→ The records:
━━━━━━━━

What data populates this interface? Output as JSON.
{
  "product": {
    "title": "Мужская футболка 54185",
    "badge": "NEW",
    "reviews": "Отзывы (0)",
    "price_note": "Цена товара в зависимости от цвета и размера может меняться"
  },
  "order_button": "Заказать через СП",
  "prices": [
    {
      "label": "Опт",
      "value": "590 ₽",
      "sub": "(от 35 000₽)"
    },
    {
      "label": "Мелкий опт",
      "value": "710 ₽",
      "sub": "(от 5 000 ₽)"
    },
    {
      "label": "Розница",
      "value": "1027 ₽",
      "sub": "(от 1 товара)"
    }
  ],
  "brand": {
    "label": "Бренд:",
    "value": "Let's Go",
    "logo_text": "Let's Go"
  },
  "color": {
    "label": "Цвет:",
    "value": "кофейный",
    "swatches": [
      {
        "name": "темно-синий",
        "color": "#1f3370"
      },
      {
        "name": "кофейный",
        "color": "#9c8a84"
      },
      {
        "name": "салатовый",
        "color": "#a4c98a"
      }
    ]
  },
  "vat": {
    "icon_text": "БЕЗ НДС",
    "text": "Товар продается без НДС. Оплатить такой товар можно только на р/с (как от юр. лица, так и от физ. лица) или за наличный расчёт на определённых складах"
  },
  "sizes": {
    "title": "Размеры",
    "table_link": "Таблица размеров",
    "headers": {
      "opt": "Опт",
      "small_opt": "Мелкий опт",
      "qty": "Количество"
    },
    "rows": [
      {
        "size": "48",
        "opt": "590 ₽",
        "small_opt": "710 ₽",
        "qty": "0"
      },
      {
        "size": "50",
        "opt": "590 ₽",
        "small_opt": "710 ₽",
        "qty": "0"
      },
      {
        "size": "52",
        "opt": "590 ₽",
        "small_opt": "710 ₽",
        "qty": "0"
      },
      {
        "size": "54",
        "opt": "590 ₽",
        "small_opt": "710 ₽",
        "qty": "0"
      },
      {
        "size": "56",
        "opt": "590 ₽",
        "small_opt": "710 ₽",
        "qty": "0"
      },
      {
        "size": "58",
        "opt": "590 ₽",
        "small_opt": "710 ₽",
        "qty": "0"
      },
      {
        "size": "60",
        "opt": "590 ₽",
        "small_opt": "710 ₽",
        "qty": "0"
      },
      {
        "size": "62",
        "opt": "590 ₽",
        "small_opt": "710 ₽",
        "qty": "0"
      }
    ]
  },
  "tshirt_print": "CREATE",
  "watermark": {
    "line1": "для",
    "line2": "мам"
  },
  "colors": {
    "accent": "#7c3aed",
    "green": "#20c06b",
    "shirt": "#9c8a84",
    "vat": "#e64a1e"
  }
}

━━━━━━━━

Exact output of every entry is required.

→ Solution to the problem:
What data populates this interface? Output as JSON.
{
  "product": {
    "title": "Мужская футболка 54185",
    "badge": "NEW",
    "reviews": "Отзывы (0)",
    "price_note": "Цена товара в зависимости от цвета и размера может меняться"
  },
  "order_button": "Заказать через СП",
  "prices": [
    {
      "label": "Опт",
      "value": "590 ₽",
      "sub": "(от 35 000₽)"
    },
    {
      "label": "Мелкий опт",
      "value": "710 ₽",
      "sub": "(от 5 000 ₽)"
    },
    {
      "label": "Розница",
      "value": "1027 ₽",
      "sub": "(от 1 товара)"
    }
  ],
  "brand": {
    "label": "Бренд:",
    "value": "Let's Go",
    "logo_text": "Let's Go"
  },
  "color": {
    "label": "Цвет:",
    "value": "кофейный",
    "swatches": [
      {
        "name": "темно-синий",
        "color": "#1f3370"
      },
      {
        "name": "кофейный",
        "color": "#9c8a84"
      },
      {
        "name": "салатовый",
        "color": "#a4c98a"
      }
    ]
  },
  "vat": {
    "icon_text": "БЕЗ НДС",
    "text": "Товар продается без НДС. Оплатить такой товар можно только на р/с (как от юр. лица, так и от физ. лица) или за наличный расчёт на определённых складах"
  },
  "sizes": {
    "title": "Размеры",
    "table_link": "Таблица размеров",
    "headers": {
      "opt": "Опт",
      "small_opt": "Мелкий опт",
      "qty": "Количество"
    },
    "rows": [
      {
        "size": "48",
        "opt": "590 ₽",
        "small_opt": "710 ₽",
        "qty": "0"
      },
      {
        "size": "50",
        "opt": "590 ₽",
        "small_opt": "710 ₽",
        "qty": "0"
      },
      {
        "size": "52",
        "opt": "590 ₽",
        "small_opt": "710 ₽",
        "qty": "0"
      },
      {
        "size": "54",
        "opt": "590 ₽",
        "small_opt": "710 ₽",
        "qty": "0"
      },
      {
        "size": "56",
        "opt": "590 ₽",
        "small_opt": "710 ₽",
        "qty": "0"
      },
      {
        "size": "58",
        "opt": "590 ₽",
        "small_opt": "710 ₽",
        "qty": "0"
      },
      {
        "size": "60",
        "opt": "590 ₽",
        "small_opt": "710 ₽",
        "qty": "0"
      },
      {
        "size": "62",
        "opt": "590 ₽",
        "small_opt": "710 ₽",
        "qty": "0"
      }
    ]
  },
  "tshirt_print": "CREATE",
  "watermark": {
    "line1": "для",
    "line2": "мам"
  },
  "colors": {
    "accent": "#7c3aed",
    "green": "#20c06b",
    "shirt": "#9c8a84",
    "vat": "#e64a1e"
  }
}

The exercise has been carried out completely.